* [Extrait du document]:
┄┄┄┄┄┄┄┄┄┄┄┄┄┄┄┄┄┄┄┄


      Ces installations ont pour objectif premier d'apporter une solution aux déchets des professionnels à l'instar des services proposés par les déchèteries des collectivités. Elles servent essentiellement à entreposer provisoirement de petites quantités de déchets majoritairement pré-triés par les professionnels, qui pourront rejoindre ainsi des filières de recyclage. Les déchets reçus concernent plutôt les chantiers de construction, d'entretien et de maintenance des bâtiments. Le rayon d'influence de telles structures est compris entre 20 et 25 km. Elles représentent l'exutoire à privilégier dans les zones rurales et peuvent capter jusqu'à 30 000 t /an de déchets, et accepter tous les déchets du BTP.
      Elles sont classées en rubrique ICPE 2710 (déchèterie de collectivité), mais on peut aussi rencontrer la rubrique 167A (transit de déchets industriels), la 322A (transit OM et autres résidus urbains).

┄┄┄┄┄┄┄┄┄┄┄┄┄┄┄┄┄┄┄┄

* [Données présentées]:
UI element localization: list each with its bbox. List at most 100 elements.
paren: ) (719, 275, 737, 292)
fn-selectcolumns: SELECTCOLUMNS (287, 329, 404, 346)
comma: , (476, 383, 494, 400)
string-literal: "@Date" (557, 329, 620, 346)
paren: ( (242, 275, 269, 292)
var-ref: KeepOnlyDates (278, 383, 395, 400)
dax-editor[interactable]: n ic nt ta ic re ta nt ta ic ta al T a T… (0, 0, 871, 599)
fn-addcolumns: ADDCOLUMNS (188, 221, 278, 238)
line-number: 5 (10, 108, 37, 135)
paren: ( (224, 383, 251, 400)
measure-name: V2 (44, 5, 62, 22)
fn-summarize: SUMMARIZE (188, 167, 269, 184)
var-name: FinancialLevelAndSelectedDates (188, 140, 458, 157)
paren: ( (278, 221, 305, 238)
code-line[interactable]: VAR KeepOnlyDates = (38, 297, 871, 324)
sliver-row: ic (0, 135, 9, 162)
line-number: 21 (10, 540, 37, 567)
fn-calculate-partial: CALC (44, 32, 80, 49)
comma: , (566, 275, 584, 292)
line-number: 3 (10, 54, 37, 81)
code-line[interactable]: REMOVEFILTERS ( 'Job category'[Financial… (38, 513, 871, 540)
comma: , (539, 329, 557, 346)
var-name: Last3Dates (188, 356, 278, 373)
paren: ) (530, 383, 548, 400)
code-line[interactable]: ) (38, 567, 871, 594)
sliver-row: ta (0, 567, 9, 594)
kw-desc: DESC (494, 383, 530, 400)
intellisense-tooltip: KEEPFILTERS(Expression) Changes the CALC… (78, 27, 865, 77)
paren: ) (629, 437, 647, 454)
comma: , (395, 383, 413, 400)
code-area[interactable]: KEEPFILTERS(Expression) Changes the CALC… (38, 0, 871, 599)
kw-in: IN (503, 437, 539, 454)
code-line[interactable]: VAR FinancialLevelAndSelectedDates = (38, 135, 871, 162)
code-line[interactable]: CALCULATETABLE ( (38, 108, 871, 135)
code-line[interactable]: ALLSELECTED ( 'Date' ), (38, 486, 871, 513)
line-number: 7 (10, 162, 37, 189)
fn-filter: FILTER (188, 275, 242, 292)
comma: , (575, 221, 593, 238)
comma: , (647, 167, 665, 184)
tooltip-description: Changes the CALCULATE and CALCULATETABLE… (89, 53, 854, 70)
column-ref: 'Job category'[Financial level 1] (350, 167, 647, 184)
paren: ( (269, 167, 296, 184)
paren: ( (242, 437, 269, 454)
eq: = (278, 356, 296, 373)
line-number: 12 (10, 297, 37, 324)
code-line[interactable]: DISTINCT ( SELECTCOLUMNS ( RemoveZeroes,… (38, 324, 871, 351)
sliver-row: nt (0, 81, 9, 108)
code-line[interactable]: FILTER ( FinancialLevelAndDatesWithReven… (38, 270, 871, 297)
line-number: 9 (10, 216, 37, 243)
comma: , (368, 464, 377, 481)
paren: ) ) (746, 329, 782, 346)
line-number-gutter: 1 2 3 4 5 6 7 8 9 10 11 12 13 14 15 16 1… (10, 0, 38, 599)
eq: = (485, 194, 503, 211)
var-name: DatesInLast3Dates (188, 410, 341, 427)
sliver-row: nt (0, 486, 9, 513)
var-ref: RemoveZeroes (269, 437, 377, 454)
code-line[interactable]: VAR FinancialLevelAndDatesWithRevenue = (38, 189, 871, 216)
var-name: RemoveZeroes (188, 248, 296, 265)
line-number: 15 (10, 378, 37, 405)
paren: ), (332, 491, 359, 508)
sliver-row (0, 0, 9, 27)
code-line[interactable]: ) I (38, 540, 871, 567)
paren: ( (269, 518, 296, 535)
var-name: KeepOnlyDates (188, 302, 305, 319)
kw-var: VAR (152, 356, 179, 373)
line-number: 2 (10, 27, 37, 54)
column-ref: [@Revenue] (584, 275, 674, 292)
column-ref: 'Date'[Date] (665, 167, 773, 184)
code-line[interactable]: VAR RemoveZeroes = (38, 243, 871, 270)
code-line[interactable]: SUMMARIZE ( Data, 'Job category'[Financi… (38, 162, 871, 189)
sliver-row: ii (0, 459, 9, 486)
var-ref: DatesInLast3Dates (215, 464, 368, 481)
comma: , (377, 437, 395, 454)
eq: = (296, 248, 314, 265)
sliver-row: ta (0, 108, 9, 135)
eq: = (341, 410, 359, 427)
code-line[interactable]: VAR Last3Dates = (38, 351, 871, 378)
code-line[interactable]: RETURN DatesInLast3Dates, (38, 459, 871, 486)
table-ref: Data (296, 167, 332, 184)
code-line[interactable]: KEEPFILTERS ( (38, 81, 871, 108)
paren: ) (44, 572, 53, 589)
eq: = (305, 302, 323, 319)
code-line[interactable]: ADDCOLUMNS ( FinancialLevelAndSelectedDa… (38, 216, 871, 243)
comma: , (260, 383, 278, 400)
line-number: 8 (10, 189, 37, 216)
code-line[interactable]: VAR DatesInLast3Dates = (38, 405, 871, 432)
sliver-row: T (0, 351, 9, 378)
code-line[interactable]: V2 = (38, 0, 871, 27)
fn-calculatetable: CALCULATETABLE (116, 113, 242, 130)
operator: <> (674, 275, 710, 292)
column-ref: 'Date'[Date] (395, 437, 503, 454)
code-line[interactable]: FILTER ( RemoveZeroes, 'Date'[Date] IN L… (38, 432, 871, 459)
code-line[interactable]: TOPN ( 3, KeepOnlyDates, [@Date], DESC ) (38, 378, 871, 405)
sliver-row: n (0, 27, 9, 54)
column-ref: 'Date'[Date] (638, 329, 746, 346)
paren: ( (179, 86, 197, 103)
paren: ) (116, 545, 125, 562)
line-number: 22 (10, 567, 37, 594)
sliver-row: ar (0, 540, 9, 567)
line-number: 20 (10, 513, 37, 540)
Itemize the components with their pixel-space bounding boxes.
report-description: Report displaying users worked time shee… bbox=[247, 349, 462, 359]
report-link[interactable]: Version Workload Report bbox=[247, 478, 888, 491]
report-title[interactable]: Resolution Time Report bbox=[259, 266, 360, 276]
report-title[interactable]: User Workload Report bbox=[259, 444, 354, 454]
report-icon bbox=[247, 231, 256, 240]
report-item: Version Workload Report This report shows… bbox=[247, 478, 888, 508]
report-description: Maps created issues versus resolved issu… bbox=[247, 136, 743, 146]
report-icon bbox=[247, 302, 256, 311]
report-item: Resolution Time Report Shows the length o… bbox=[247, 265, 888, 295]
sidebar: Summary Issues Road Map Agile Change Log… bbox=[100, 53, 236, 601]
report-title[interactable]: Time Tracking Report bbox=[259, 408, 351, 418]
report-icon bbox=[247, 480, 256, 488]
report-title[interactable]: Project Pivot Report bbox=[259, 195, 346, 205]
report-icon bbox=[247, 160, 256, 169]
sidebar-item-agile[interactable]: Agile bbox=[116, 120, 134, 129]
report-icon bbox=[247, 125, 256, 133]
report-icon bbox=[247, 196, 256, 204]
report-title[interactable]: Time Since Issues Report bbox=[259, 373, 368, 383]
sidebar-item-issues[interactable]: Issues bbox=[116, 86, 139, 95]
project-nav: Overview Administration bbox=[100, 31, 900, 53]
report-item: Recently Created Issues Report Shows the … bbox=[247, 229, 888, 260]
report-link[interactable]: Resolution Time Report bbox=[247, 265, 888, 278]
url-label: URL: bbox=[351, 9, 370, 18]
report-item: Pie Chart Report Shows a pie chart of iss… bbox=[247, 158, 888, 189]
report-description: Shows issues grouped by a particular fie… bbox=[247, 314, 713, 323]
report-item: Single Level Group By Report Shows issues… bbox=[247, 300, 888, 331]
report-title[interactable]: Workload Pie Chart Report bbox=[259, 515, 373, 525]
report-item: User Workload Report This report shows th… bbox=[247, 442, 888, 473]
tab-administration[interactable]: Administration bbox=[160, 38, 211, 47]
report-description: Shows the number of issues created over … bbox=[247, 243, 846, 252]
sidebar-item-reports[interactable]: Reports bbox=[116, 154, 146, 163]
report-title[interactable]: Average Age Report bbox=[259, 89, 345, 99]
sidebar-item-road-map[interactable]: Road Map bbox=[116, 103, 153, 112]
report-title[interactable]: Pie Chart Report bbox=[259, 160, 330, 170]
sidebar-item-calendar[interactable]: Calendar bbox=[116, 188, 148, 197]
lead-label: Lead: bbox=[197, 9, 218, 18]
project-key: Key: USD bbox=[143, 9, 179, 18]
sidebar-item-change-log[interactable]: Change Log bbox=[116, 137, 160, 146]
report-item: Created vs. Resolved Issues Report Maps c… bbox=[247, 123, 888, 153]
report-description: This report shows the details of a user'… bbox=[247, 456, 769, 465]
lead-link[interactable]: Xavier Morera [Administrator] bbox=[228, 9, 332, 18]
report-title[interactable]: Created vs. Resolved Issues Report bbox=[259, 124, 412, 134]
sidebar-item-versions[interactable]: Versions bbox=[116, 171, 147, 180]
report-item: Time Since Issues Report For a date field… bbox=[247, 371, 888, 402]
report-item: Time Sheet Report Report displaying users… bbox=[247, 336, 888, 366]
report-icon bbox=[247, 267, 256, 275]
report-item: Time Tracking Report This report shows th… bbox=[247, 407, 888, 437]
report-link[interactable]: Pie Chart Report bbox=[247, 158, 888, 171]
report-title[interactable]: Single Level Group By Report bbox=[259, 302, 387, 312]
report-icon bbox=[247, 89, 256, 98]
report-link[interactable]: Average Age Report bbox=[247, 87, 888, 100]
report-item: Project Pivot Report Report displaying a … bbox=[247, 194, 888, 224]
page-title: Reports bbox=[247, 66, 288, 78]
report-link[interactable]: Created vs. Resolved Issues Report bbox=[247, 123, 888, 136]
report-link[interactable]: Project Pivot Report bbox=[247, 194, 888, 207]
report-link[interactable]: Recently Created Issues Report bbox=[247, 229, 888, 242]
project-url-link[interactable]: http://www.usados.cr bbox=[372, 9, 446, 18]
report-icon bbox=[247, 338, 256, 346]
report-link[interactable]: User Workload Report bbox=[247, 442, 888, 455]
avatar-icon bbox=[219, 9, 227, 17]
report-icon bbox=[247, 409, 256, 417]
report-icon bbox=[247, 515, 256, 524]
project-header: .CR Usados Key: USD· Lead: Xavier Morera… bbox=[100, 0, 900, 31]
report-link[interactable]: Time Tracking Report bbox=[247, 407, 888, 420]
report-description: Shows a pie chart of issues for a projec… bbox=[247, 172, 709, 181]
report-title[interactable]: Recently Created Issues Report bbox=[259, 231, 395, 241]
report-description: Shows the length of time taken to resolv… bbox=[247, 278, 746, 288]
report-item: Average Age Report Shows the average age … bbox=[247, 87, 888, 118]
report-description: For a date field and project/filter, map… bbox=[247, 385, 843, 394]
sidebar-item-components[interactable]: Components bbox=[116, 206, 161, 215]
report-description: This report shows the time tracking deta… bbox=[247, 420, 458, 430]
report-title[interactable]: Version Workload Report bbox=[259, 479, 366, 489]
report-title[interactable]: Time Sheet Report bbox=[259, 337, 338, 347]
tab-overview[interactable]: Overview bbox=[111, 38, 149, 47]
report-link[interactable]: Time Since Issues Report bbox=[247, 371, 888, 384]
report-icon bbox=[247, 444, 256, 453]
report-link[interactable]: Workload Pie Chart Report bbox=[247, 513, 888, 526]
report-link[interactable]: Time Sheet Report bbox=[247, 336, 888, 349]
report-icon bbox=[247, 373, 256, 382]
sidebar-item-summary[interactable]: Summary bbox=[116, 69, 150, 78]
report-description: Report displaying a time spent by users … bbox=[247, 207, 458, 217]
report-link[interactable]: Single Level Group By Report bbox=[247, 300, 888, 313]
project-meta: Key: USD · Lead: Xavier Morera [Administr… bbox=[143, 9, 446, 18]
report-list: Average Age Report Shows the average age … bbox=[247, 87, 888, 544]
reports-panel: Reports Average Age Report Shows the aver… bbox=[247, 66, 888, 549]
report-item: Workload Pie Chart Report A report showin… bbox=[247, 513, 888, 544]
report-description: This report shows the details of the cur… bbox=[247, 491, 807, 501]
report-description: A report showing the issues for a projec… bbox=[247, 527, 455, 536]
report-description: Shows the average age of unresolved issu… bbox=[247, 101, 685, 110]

┄┄┄┄┄┄┄┄┄┄┄┄┄┄┄┄┄┄┄┄

* [Marche à suivre]: Rédigez la suite du texte sur les installations de collecte des déchets des professionnels du bâtiment en reprenant après sa dernière phrase.

* [Corrigé]:
    • Plates-formes de regroupement-tri ou centres de tri :

      Ces plates-formes peuvent accueillir des déchets déjà triés et des déchets mélangés en provenance des chantiers sur lesquels le tri n'aura pas été possible, de par la nature des déchets ou par manque d'espace. Ce type de plates-formes ne peut être envisagé que pour un volume de déchets nettement supérieur au cas précédent, et dispose d'un processus de tri plus ou moins mécanisé (tri manuel, tri au grappin ou à la pelle mécanique , chaîne de tri). Leur capacité peut atteindre plus de 100 000 t/an avec une chaîne de tri mécanisée. Elles doivent être implantées à proximité des centres urbains, là où le gisement de déchets est important. Elles concernent majoritairement la démolition et la dépose de réhabilitation. Leur rayon d'influence est plus important que pour de simples déchèteries (jusqu'à 50 km).
      Elles sont généralement classées en rubrique 2710 lorsque l'activité de tri est couplée avec celle de déchèterie. Le classement pour ces sites dépend avant tout de la nature des matériaux réceptionnés et de l'activité exercée : ainsi par exemple, si des quantités importantes de bois sont réceptionnées, la rubrique 1530 (dépôt de bois, papiers, cartons) sera à retenir.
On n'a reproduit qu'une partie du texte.